====== Dataset records

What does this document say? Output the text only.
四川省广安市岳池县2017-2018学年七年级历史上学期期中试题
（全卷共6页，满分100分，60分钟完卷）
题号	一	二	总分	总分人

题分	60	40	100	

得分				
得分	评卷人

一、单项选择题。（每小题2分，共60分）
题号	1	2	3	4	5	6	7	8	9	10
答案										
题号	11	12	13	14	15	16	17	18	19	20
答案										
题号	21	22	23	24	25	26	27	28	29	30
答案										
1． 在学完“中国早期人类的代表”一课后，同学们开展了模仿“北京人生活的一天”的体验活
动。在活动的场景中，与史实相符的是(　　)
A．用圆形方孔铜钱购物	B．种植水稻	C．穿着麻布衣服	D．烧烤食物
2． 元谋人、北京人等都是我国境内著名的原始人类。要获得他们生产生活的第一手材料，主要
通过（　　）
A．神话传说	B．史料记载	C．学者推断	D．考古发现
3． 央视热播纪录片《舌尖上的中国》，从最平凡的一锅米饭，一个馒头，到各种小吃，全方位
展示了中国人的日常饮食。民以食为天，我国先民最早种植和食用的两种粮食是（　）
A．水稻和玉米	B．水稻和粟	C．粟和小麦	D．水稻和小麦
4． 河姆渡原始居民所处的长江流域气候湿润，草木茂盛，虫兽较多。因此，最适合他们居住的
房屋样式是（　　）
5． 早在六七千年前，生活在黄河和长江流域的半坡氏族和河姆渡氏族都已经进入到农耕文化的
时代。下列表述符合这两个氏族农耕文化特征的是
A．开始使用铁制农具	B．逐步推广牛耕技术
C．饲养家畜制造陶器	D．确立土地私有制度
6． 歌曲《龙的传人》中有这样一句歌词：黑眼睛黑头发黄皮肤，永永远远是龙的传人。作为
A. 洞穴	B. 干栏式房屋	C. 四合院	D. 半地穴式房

============

### Exercise
The full set of records should be duplicated exactly.

### Answer to the problem
What does this document say? Output the text only.
四川省广安市岳池县2017-2018学年七年级历史上学期期中试题
（全卷共6页，满分100分，60分钟完卷）
题号	一	二	总分	总分人

题分	60	40	100	

得分				
得分	评卷人

一、单项选择题。（每小题2分，共60分）
题号	1	2	3	4	5	6	7	8	9	10
答案										
题号	11	12	13	14	15	16	17	18	19	20
答案										
题号	21	22	23	24	25	26	27	28	29	30
答案										
1． 在学完“中国早期人类的代表”一课后，同学们开展了模仿“北京人生活的一天”的体验活
动。在活动的场景中，与史实相符的是(　　)
A．用圆形方孔铜钱购物	B．种植水稻	C．穿着麻布衣服	D．烧烤食物
2． 元谋人、北京人等都是我国境内著名的原始人类。要获得他们生产生活的第一手材料，主要
通过（　　）
A．神话传说	B．史料记载	C．学者推断	D．考古发现
3． 央视热播纪录片《舌尖上的中国》，从最平凡的一锅米饭，一个馒头，到各种小吃，全方位
展示了中国人的日常饮食。民以食为天，我国先民最早种植和食用的两种粮食是（　）
A．水稻和玉米	B．水稻和粟	C．粟和小麦	D．水稻和小麦
4． 河姆渡原始居民所处的长江流域气候湿润，草木茂盛，虫兽较多。因此，最适合他们居住的
房屋样式是（　　）
5． 早在六七千年前，生活在黄河和长江流域的半坡氏族和河姆渡氏族都已经进入到农耕文化的
时代。下列表述符合这两个氏族农耕文化特征的是
A．开始使用铁制农具	B．逐步推广牛耕技术
C．饲养家畜制造陶器	D．确立土地私有制度
6． 歌曲《龙的传人》中有这样一句歌词：黑眼睛黑头发黄皮肤，永永远远是龙的传人。作为
A. 洞穴	B. 干栏式房屋	C. 四合院	D. 半地穴式房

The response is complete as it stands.